::: Records :::
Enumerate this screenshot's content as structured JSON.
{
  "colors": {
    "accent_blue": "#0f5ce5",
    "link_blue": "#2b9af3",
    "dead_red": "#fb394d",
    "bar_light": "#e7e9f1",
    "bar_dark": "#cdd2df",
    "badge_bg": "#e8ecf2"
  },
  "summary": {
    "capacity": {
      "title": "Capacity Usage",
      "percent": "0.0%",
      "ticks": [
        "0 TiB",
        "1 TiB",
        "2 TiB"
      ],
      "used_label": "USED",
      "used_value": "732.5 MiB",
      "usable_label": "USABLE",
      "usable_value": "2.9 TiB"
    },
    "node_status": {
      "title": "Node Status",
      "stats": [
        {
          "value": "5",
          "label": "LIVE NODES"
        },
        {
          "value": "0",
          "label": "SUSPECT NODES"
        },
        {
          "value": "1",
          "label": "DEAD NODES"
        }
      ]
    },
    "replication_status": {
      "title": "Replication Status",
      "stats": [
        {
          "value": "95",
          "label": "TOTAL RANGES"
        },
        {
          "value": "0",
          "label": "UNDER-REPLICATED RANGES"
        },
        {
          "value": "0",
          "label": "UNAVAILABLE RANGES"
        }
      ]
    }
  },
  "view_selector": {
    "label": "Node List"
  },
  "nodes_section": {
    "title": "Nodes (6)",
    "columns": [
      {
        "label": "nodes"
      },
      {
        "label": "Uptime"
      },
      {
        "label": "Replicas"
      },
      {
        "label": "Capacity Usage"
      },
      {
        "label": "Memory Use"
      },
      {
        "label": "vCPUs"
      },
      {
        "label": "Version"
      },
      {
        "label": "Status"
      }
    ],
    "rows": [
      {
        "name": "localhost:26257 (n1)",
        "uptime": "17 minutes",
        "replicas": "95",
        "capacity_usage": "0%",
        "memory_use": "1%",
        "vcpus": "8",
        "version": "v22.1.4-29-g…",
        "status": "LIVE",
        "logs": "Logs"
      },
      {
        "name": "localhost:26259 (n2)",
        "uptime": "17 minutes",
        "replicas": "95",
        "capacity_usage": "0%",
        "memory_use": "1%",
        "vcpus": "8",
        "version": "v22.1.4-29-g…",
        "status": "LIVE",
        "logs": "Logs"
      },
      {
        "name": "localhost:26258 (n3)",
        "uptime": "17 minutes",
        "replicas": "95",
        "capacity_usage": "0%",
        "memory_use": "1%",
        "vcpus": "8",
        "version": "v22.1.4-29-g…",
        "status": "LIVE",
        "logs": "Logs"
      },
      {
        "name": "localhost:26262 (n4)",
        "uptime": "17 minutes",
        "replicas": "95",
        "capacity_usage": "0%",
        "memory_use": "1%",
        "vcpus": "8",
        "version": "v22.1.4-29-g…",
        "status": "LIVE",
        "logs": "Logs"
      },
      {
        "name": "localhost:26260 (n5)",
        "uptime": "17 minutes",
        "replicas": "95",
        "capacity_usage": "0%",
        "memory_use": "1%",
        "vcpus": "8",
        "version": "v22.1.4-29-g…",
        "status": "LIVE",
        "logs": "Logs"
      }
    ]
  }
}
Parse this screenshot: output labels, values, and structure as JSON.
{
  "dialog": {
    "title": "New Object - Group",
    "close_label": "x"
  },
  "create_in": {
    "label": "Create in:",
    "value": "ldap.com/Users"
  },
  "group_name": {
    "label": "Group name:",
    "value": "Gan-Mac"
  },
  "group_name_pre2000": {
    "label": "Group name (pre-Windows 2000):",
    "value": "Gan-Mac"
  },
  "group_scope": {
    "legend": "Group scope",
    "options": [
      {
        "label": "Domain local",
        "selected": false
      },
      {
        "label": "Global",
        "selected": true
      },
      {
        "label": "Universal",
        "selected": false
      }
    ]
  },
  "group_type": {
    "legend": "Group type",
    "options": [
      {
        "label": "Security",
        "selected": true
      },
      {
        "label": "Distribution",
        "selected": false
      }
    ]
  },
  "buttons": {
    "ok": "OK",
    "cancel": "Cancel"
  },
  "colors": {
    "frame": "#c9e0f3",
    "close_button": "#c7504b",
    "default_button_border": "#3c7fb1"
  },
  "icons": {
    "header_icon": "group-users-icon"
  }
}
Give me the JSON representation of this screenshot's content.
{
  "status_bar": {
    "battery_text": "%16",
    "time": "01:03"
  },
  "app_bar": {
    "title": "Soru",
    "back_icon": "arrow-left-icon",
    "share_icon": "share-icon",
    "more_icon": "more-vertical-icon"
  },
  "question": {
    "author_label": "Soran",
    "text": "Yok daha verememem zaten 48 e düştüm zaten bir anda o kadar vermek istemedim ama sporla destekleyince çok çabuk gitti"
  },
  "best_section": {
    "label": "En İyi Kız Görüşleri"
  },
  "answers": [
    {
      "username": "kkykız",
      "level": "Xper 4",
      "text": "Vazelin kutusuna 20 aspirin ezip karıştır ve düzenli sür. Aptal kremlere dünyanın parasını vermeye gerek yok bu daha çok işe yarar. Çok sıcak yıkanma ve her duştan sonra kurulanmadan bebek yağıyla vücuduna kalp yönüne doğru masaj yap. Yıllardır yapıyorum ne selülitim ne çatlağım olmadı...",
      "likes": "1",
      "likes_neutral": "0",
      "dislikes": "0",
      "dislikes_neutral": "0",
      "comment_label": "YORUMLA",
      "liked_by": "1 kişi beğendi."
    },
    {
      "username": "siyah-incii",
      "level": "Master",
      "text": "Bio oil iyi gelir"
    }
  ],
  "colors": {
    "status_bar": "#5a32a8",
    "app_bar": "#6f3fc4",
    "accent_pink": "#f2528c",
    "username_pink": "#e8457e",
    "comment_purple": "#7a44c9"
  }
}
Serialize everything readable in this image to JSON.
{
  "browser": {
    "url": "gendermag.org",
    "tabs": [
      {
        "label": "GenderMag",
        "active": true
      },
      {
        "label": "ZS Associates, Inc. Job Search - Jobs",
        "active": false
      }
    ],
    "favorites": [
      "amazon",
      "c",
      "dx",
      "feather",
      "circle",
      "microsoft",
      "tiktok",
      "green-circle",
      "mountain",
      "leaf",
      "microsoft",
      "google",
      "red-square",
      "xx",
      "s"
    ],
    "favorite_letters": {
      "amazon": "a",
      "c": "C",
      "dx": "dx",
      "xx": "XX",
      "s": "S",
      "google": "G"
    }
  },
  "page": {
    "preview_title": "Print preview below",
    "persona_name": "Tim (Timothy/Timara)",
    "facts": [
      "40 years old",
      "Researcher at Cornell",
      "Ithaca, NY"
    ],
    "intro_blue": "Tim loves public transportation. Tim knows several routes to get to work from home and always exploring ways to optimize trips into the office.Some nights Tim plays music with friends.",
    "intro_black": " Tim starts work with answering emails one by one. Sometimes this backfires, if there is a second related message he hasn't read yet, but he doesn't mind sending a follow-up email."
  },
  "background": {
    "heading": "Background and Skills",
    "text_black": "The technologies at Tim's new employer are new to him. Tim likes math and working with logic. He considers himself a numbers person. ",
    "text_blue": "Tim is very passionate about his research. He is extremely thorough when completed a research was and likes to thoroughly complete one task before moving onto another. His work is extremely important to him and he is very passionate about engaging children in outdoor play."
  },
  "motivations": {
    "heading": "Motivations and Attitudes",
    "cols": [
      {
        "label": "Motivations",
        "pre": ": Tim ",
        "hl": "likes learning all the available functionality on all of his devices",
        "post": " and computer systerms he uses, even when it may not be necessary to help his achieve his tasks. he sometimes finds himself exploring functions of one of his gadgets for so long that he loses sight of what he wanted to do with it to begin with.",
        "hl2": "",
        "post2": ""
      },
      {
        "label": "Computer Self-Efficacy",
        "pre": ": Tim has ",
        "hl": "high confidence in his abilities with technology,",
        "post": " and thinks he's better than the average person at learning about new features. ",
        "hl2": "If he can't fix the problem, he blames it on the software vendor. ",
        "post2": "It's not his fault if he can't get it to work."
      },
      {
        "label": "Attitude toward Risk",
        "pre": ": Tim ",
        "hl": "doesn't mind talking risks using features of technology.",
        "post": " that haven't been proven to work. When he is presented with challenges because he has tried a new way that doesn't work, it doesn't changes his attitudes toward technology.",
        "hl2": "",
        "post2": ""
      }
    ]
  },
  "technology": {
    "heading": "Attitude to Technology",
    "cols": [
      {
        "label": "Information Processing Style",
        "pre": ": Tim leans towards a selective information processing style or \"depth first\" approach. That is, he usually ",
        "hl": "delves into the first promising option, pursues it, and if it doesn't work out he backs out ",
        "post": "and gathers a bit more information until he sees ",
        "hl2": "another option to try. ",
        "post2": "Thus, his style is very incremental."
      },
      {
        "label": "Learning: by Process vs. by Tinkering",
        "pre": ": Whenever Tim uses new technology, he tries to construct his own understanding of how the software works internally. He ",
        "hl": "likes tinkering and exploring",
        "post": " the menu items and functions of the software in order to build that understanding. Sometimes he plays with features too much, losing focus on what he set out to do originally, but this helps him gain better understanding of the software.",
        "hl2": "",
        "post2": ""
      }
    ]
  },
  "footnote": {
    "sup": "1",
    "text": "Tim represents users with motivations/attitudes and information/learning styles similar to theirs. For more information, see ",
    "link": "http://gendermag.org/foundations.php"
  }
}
:::
### Stated problem
What is the number of lines in these records that contain "about"? Reply with the number only.

### Expected answer
2